▼▼▼

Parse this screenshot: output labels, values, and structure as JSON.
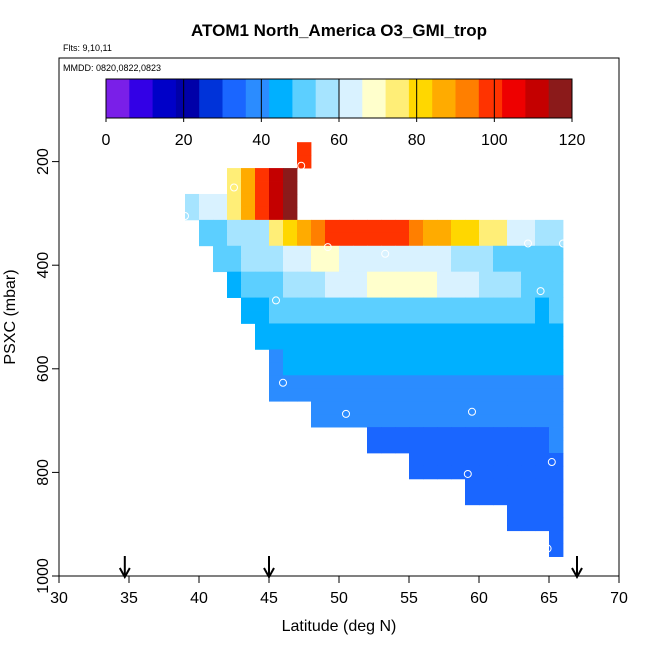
{
  "chart_data": {
    "type": "heatmap",
    "title": "ATOM1 North_America O3_GMI_trop",
    "notes": {
      "flights": "Flts: 9,10,11",
      "dates": "MMDD: 0820,0822,0823"
    },
    "xlabel": "Latitude (deg N)",
    "ylabel": "PSXC (mbar)",
    "xlim": [
      30,
      70
    ],
    "ylim": [
      1000,
      0
    ],
    "x_ticks": [
      30,
      35,
      40,
      45,
      50,
      55,
      60,
      65,
      70
    ],
    "y_ticks": [
      200,
      400,
      600,
      800,
      1000
    ],
    "colorbar": {
      "range": [
        0,
        120
      ],
      "ticks": [
        0,
        20,
        40,
        60,
        80,
        100,
        120
      ],
      "colors": [
        "#7a1fe8",
        "#3300e6",
        "#0000c8",
        "#0000a8",
        "#0033d9",
        "#1a66ff",
        "#2b8cff",
        "#00b0ff",
        "#5ccfff",
        "#a6e4ff",
        "#d9f2ff",
        "#ffffcc",
        "#ffee77",
        "#ffd700",
        "#ffab00",
        "#ff7f00",
        "#ff3300",
        "#ee0000",
        "#c40000",
        "#8b1a1a"
      ]
    },
    "cell_size": {
      "lat": 1.0,
      "psxc": 25
    },
    "rows": [
      {
        "p": 175,
        "start": 47.0,
        "values": [
          100
        ]
      },
      {
        "p": 200,
        "start": 47.0,
        "values": [
          100
        ]
      },
      {
        "p": 225,
        "start": 42.0,
        "values": [
          75,
          84,
          100,
          110,
          118
        ]
      },
      {
        "p": 250,
        "start": 42.0,
        "values": [
          75,
          84,
          100,
          110,
          118
        ]
      },
      {
        "p": 275,
        "start": 39.0,
        "values": [
          56,
          60,
          65,
          75,
          84,
          100,
          110,
          118
        ]
      },
      {
        "p": 300,
        "start": 39.0,
        "values": [
          56,
          60,
          65,
          75,
          84,
          100,
          110,
          118
        ]
      },
      {
        "p": 325,
        "start": 40.0,
        "values": [
          52,
          52,
          55,
          56,
          58,
          75,
          80,
          88,
          92,
          98,
          100,
          100,
          100,
          100,
          98,
          94,
          88,
          84,
          80,
          78,
          75,
          72,
          65,
          60,
          56,
          54
        ]
      },
      {
        "p": 350,
        "start": 40.0,
        "values": [
          52,
          52,
          55,
          56,
          58,
          75,
          80,
          88,
          92,
          98,
          100,
          100,
          100,
          100,
          98,
          94,
          88,
          84,
          80,
          78,
          75,
          72,
          65,
          60,
          56,
          54
        ]
      },
      {
        "p": 375,
        "start": 41.0,
        "values": [
          50,
          52,
          54,
          56,
          58,
          60,
          62,
          66,
          66,
          64,
          62,
          60,
          62,
          64,
          64,
          62,
          60,
          58,
          56,
          54,
          52,
          51,
          50,
          50,
          50
        ]
      },
      {
        "p": 400,
        "start": 41.0,
        "values": [
          50,
          52,
          54,
          56,
          58,
          60,
          62,
          66,
          66,
          64,
          62,
          60,
          62,
          64,
          64,
          62,
          60,
          58,
          56,
          54,
          52,
          51,
          50,
          50,
          50
        ]
      },
      {
        "p": 425,
        "start": 42.0,
        "values": [
          46,
          48,
          50,
          52,
          54,
          56,
          58,
          60,
          62,
          64,
          66,
          68,
          68,
          67,
          66,
          64,
          62,
          60,
          58,
          56,
          54,
          52,
          50,
          48
        ]
      },
      {
        "p": 450,
        "start": 42.0,
        "values": [
          46,
          48,
          50,
          52,
          54,
          56,
          58,
          60,
          62,
          64,
          66,
          68,
          68,
          67,
          66,
          64,
          62,
          60,
          58,
          56,
          54,
          52,
          50,
          48
        ]
      },
      {
        "p": 475,
        "start": 43.0,
        "values": [
          44,
          46,
          50,
          50,
          50,
          50,
          50,
          50,
          50,
          50,
          50,
          50,
          50,
          50,
          50,
          50,
          50,
          50,
          50,
          50,
          48,
          46,
          50
        ]
      },
      {
        "p": 500,
        "start": 43.0,
        "values": [
          44,
          46,
          50,
          50,
          50,
          50,
          50,
          50,
          50,
          50,
          50,
          50,
          50,
          50,
          50,
          50,
          50,
          50,
          50,
          50,
          48,
          46,
          50
        ]
      },
      {
        "p": 525,
        "start": 44.0,
        "values": [
          42,
          44,
          44,
          44,
          44,
          44,
          44,
          44,
          44,
          44,
          44,
          44,
          44,
          44,
          44,
          44,
          44,
          44,
          44,
          44,
          42,
          44
        ]
      },
      {
        "p": 550,
        "start": 44.0,
        "values": [
          42,
          44,
          44,
          44,
          44,
          44,
          44,
          44,
          44,
          44,
          44,
          44,
          44,
          44,
          44,
          44,
          44,
          44,
          44,
          44,
          42,
          44
        ]
      },
      {
        "p": 575,
        "start": 45.0,
        "values": [
          40,
          42,
          44,
          44,
          44,
          44,
          44,
          44,
          44,
          44,
          44,
          44,
          44,
          44,
          44,
          44,
          44,
          44,
          44,
          42,
          44
        ]
      },
      {
        "p": 600,
        "start": 45.0,
        "values": [
          40,
          42,
          44,
          44,
          44,
          44,
          44,
          44,
          44,
          44,
          44,
          44,
          44,
          44,
          44,
          44,
          44,
          44,
          44,
          42,
          44
        ]
      },
      {
        "p": 625,
        "start": 45.0,
        "values": [
          38,
          38,
          38,
          38,
          38,
          38,
          38,
          38,
          38,
          38,
          38,
          38,
          38,
          38,
          38,
          38,
          38,
          38,
          38,
          38,
          40
        ]
      },
      {
        "p": 650,
        "start": 45.0,
        "values": [
          38,
          38,
          38,
          38,
          38,
          38,
          38,
          38,
          38,
          38,
          38,
          38,
          38,
          38,
          38,
          38,
          38,
          38,
          38,
          38,
          40
        ]
      },
      {
        "p": 675,
        "start": 48.0,
        "values": [
          36,
          36,
          36,
          36,
          36,
          36,
          36,
          36,
          36,
          36,
          36,
          36,
          36,
          36,
          36,
          36,
          36,
          38
        ]
      },
      {
        "p": 700,
        "start": 48.0,
        "values": [
          36,
          36,
          36,
          36,
          36,
          36,
          36,
          36,
          36,
          36,
          36,
          36,
          36,
          36,
          36,
          36,
          36,
          38
        ]
      },
      {
        "p": 725,
        "start": 52.0,
        "values": [
          34,
          34,
          34,
          34,
          34,
          34,
          34,
          34,
          34,
          34,
          34,
          34,
          34,
          36
        ]
      },
      {
        "p": 750,
        "start": 52.0,
        "values": [
          34,
          34,
          34,
          34,
          34,
          34,
          34,
          34,
          34,
          34,
          34,
          34,
          34,
          36
        ]
      },
      {
        "p": 775,
        "start": 55.0,
        "values": [
          32,
          32,
          32,
          32,
          32,
          32,
          32,
          32,
          32,
          32,
          34
        ]
      },
      {
        "p": 800,
        "start": 55.0,
        "values": [
          32,
          32,
          32,
          32,
          32,
          32,
          32,
          32,
          32,
          32,
          34
        ]
      },
      {
        "p": 825,
        "start": 59.0,
        "values": [
          32,
          32,
          32,
          32,
          32,
          32,
          32
        ]
      },
      {
        "p": 850,
        "start": 59.0,
        "values": [
          32,
          32,
          32,
          32,
          32,
          32,
          32
        ]
      },
      {
        "p": 875,
        "start": 62.0,
        "values": [
          31,
          31,
          31,
          31
        ]
      },
      {
        "p": 900,
        "start": 62.0,
        "values": [
          31,
          31,
          31,
          31
        ]
      },
      {
        "p": 925,
        "start": 65.0,
        "values": [
          31
        ]
      },
      {
        "p": 950,
        "start": 65.0,
        "values": [
          31
        ]
      }
    ],
    "points": [
      {
        "lat": 47.3,
        "p": 208
      },
      {
        "lat": 42.5,
        "p": 250
      },
      {
        "lat": 39.0,
        "p": 305
      },
      {
        "lat": 49.2,
        "p": 365
      },
      {
        "lat": 53.3,
        "p": 378
      },
      {
        "lat": 63.5,
        "p": 358
      },
      {
        "lat": 66.0,
        "p": 358
      },
      {
        "lat": 64.4,
        "p": 450
      },
      {
        "lat": 45.5,
        "p": 468
      },
      {
        "lat": 46.0,
        "p": 627
      },
      {
        "lat": 50.5,
        "p": 687
      },
      {
        "lat": 59.5,
        "p": 683
      },
      {
        "lat": 59.2,
        "p": 803
      },
      {
        "lat": 65.2,
        "p": 780
      },
      {
        "lat": 64.9,
        "p": 947
      }
    ],
    "arrows": [
      34.7,
      45.0,
      67.0
    ]
  }
}
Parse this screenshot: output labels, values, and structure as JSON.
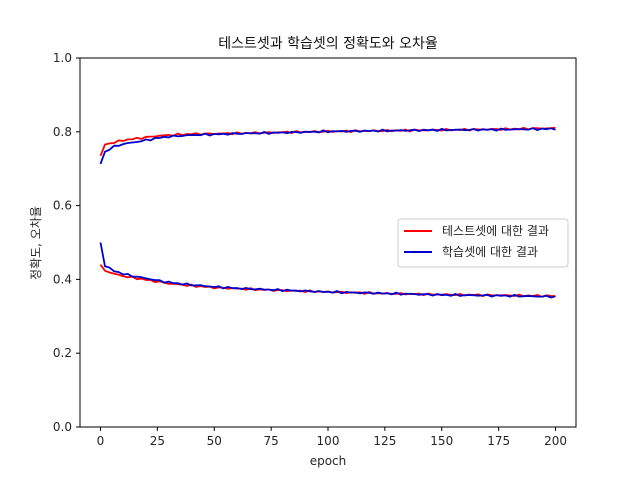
{
  "chart_data": {
    "type": "line",
    "title": "테스트셋과 학습셋의 정확도와 오차율",
    "xlabel": "epoch",
    "ylabel": "정확도, 오차율",
    "xlim": [
      -9,
      209
    ],
    "ylim": [
      0.0,
      1.0
    ],
    "xticks": [
      "0",
      "25",
      "50",
      "75",
      "100",
      "125",
      "150",
      "175",
      "200"
    ],
    "yticks": [
      "0.0",
      "0.2",
      "0.4",
      "0.6",
      "0.8",
      "1.0"
    ],
    "grid": false,
    "legend": {
      "placement": "center-right"
    },
    "series": [
      {
        "name": "테스트셋에 대한 결과",
        "color": "#ff0000",
        "x": [
          0,
          2,
          5,
          10,
          15,
          20,
          25,
          30,
          40,
          50,
          60,
          75,
          100,
          125,
          150,
          175,
          200
        ],
        "values": [
          0.735,
          0.765,
          0.77,
          0.777,
          0.781,
          0.785,
          0.789,
          0.791,
          0.794,
          0.795,
          0.796,
          0.798,
          0.801,
          0.803,
          0.805,
          0.807,
          0.81
        ]
      },
      {
        "name": "",
        "color": "#ff0000",
        "x": [
          0,
          2,
          5,
          10,
          15,
          20,
          25,
          30,
          40,
          50,
          60,
          75,
          100,
          125,
          150,
          175,
          200
        ],
        "values": [
          0.44,
          0.424,
          0.417,
          0.409,
          0.404,
          0.399,
          0.394,
          0.389,
          0.383,
          0.378,
          0.375,
          0.371,
          0.366,
          0.362,
          0.359,
          0.357,
          0.355
        ]
      },
      {
        "name": "학습셋에 대한 결과",
        "color": "#0000cc",
        "x": [
          0,
          2,
          5,
          10,
          15,
          20,
          25,
          30,
          40,
          50,
          60,
          75,
          100,
          125,
          150,
          175,
          200
        ],
        "values": [
          0.713,
          0.745,
          0.758,
          0.767,
          0.772,
          0.777,
          0.783,
          0.787,
          0.791,
          0.793,
          0.795,
          0.797,
          0.801,
          0.803,
          0.805,
          0.806,
          0.808
        ]
      },
      {
        "name": "",
        "color": "#0000cc",
        "x": [
          0,
          2,
          5,
          10,
          15,
          20,
          25,
          30,
          40,
          50,
          60,
          75,
          100,
          125,
          150,
          175,
          200
        ],
        "values": [
          0.5,
          0.438,
          0.425,
          0.415,
          0.408,
          0.403,
          0.397,
          0.392,
          0.385,
          0.38,
          0.376,
          0.372,
          0.366,
          0.362,
          0.358,
          0.356,
          0.353
        ]
      }
    ]
  }
}
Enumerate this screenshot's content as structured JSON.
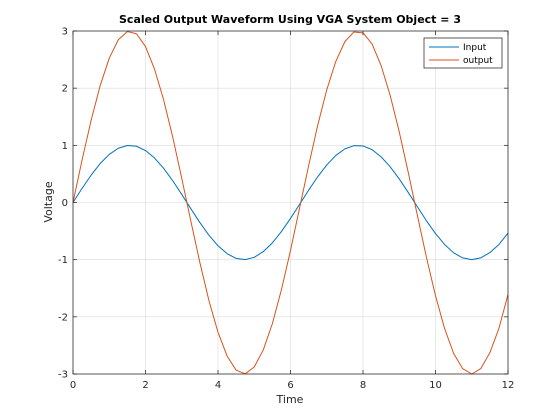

▲▲▲

What this task involves:
Locate the lines above that contain "title" and copy them.

Reply to the exercise:
    "title": "ATOM1 North_America O3_GMI_trop",
    "title": "테스트셋과 학습셋의 정확도와 오차율",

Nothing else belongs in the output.